→ **Objective**:
Reproduce the listing below character for character; drop every image.

Excerpts from a figure dataset:
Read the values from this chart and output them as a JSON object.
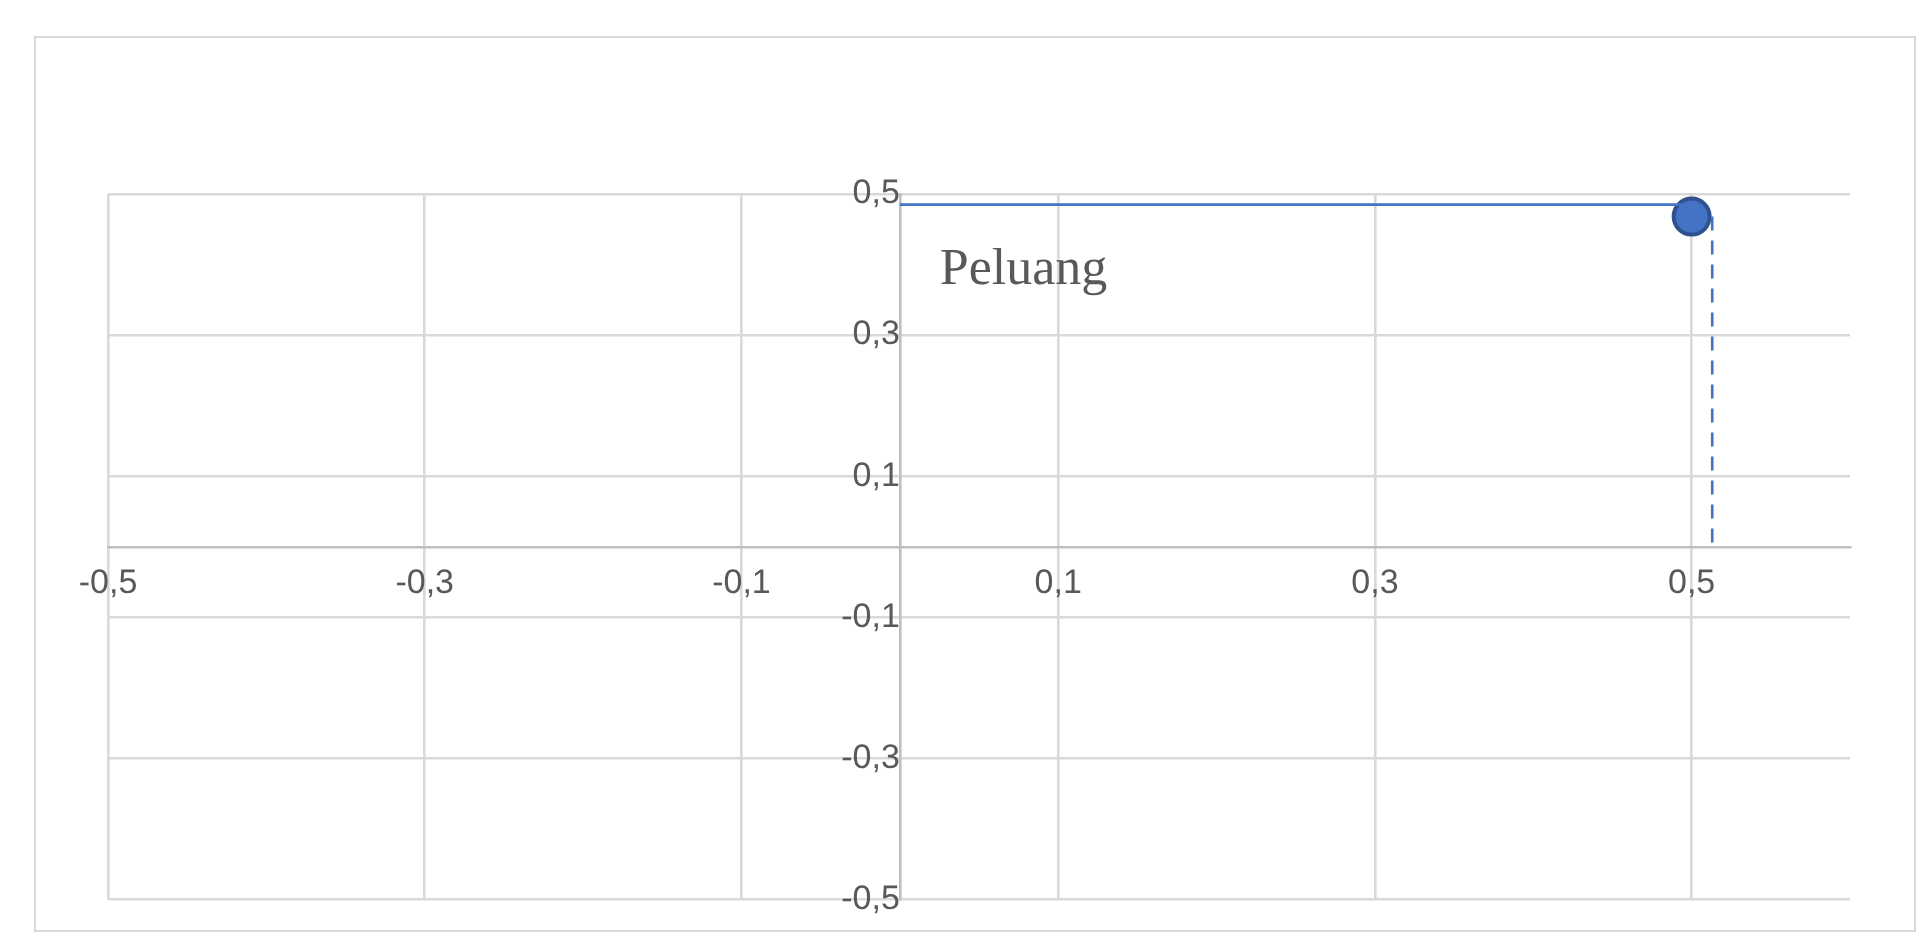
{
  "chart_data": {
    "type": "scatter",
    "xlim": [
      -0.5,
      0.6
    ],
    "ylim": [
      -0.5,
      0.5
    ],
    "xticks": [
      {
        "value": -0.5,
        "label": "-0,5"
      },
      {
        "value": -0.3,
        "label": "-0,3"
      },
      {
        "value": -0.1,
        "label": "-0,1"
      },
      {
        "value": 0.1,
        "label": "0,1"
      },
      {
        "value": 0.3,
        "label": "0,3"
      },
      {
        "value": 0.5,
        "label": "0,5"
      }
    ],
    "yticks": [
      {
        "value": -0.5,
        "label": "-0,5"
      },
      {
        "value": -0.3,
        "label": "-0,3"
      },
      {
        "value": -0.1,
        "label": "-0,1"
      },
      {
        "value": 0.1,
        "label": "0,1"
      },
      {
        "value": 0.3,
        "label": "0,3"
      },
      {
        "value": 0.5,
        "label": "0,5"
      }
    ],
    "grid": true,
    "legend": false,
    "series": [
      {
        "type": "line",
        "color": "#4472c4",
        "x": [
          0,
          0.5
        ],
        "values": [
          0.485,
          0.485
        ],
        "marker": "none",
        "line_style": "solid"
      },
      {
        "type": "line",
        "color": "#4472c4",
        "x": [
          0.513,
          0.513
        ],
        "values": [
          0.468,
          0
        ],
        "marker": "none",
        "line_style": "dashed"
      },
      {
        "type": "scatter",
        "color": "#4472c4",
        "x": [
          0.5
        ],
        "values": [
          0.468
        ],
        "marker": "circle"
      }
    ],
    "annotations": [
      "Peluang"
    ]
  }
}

→ **Task answer**:
Read the values from this chart and output them as a JSON object.
{
  "chart_data": {
    "type": "scatter",
    "xlim": [
      -0.5,
      0.6
    ],
    "ylim": [
      -0.5,
      0.5
    ],
    "xticks": [
      {
        "value": -0.5,
        "label": "-0,5"
      },
      {
        "value": -0.3,
        "label": "-0,3"
      },
      {
        "value": -0.1,
        "label": "-0,1"
      },
      {
        "value": 0.1,
        "label": "0,1"
      },
      {
        "value": 0.3,
        "label": "0,3"
      },
      {
        "value": 0.5,
        "label": "0,5"
      }
    ],
    "yticks": [
      {
        "value": -0.5,
        "label": "-0,5"
      },
      {
        "value": -0.3,
        "label": "-0,3"
      },
      {
        "value": -0.1,
        "label": "-0,1"
      },
      {
        "value": 0.1,
        "label": "0,1"
      },
      {
        "value": 0.3,
        "label": "0,3"
      },
      {
        "value": 0.5,
        "label": "0,5"
      }
    ],
    "grid": true,
    "legend": false,
    "series": [
      {
        "type": "line",
        "color": "#4472c4",
        "x": [
          0,
          0.5
        ],
        "values": [
          0.485,
          0.485
        ],
        "marker": "none",
        "line_style": "solid"
      },
      {
        "type": "line",
        "color": "#4472c4",
        "x": [
          0.513,
          0.513
        ],
        "values": [
          0.468,
          0
        ],
        "marker": "none",
        "line_style": "dashed"
      },
      {
        "type": "scatter",
        "color": "#4472c4",
        "x": [
          0.5
        ],
        "values": [
          0.468
        ],
        "marker": "circle"
      }
    ],
    "annotations": [
      "Peluang"
    ]
  }
}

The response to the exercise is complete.